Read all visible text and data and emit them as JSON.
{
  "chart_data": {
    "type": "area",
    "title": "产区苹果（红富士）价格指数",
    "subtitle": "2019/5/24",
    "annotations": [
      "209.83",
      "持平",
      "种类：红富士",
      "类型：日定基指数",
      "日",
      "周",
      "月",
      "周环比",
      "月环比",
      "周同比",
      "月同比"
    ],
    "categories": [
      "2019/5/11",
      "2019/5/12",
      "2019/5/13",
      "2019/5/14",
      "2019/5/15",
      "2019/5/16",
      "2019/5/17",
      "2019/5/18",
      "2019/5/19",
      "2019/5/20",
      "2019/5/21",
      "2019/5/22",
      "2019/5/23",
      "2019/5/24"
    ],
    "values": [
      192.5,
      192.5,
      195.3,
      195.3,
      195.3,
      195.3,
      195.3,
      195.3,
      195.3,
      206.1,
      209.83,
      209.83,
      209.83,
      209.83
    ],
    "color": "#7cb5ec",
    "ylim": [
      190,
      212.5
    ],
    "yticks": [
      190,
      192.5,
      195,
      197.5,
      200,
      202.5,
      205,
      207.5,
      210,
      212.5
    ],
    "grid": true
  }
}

[Requirements] Print the complete listing again, exactly as it stands.

[Right answer]
Read all visible text and data and emit them as JSON.
{
  "chart_data": {
    "type": "area",
    "title": "产区苹果（红富士）价格指数",
    "subtitle": "2019/5/24",
    "annotations": [
      "209.83",
      "持平",
      "种类：红富士",
      "类型：日定基指数",
      "日",
      "周",
      "月",
      "周环比",
      "月环比",
      "周同比",
      "月同比"
    ],
    "categories": [
      "2019/5/11",
      "2019/5/12",
      "2019/5/13",
      "2019/5/14",
      "2019/5/15",
      "2019/5/16",
      "2019/5/17",
      "2019/5/18",
      "2019/5/19",
      "2019/5/20",
      "2019/5/21",
      "2019/5/22",
      "2019/5/23",
      "2019/5/24"
    ],
    "values": [
      192.5,
      192.5,
      195.3,
      195.3,
      195.3,
      195.3,
      195.3,
      195.3,
      195.3,
      206.1,
      209.83,
      209.83,
      209.83,
      209.83
    ],
    "color": "#7cb5ec",
    "ylim": [
      190,
      212.5
    ],
    "yticks": [
      190,
      192.5,
      195,
      197.5,
      200,
      202.5,
      205,
      207.5,
      210,
      212.5
    ],
    "grid": true
  }
}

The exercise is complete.